> **Excerpt from a dataset**
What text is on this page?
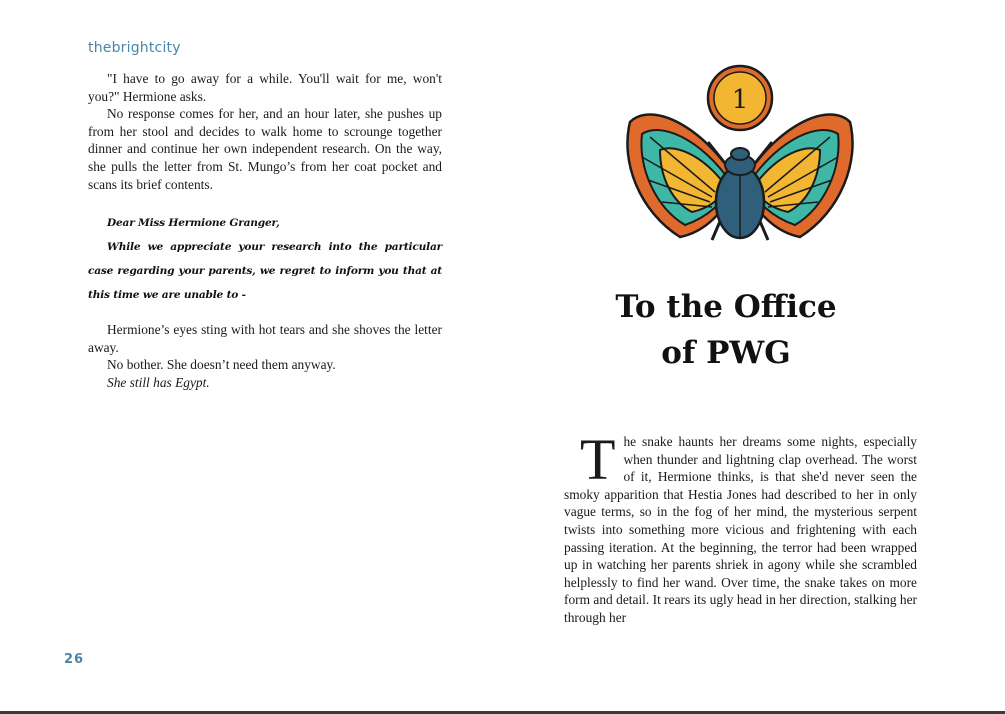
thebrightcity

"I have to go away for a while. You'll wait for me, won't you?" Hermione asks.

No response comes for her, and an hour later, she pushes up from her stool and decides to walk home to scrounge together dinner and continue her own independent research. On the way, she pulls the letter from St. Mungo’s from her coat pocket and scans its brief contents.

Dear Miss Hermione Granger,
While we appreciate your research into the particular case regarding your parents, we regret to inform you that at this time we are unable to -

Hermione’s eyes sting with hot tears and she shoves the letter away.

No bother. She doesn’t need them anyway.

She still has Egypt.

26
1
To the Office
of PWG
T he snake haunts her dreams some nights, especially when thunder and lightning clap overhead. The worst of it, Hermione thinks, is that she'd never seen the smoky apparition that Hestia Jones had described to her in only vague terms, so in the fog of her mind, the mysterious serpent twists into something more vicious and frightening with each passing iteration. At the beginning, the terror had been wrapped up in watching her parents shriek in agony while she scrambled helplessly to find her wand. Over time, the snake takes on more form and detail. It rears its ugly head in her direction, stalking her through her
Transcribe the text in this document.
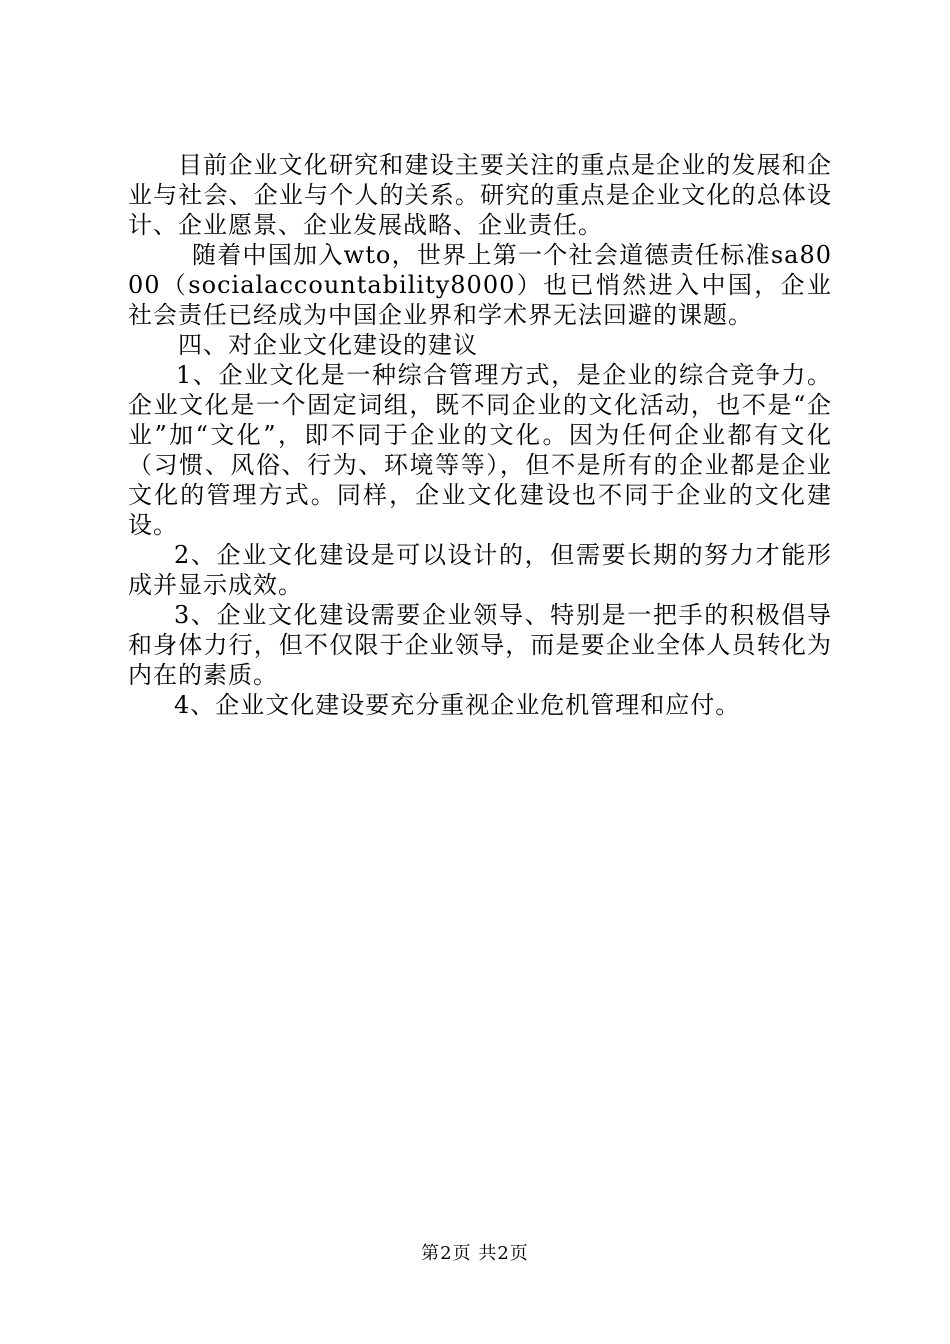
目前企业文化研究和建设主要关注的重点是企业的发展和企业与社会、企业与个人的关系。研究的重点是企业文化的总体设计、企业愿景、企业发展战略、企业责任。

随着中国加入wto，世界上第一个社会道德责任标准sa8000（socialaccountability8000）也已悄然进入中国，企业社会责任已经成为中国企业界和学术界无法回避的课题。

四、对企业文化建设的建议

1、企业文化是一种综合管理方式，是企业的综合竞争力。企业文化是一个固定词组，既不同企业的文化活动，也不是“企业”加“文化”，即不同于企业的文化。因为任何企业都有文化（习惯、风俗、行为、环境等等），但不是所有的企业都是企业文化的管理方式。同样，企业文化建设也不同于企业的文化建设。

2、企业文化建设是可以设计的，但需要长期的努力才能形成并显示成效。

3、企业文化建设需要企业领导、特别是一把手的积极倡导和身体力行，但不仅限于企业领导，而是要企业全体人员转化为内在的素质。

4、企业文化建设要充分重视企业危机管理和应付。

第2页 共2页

> **What you need to do**
Look through the data and show every line containing "into".

> **Solution to this exercise**
While we appreciate your research into the particular case regarding your parents, we regret to inform you that at this time we are unable to -
T he snake haunts her dreams some nights, especially when thunder and lightning clap overhead. The worst of it, Hermione thinks, is that she'd never seen the smoky apparition that Hestia Jones had described to her in only vague terms, so in the fog of her mind, the mysterious serpent twists into something more vicious and frightening with each passing iteration. At the beginning, the terror had been wrapped up in watching her parents shriek in agony while she scrambled helplessly to find her wand. Over time, the snake takes on more form and detail. It rears its ugly head in her direction, stalking her through her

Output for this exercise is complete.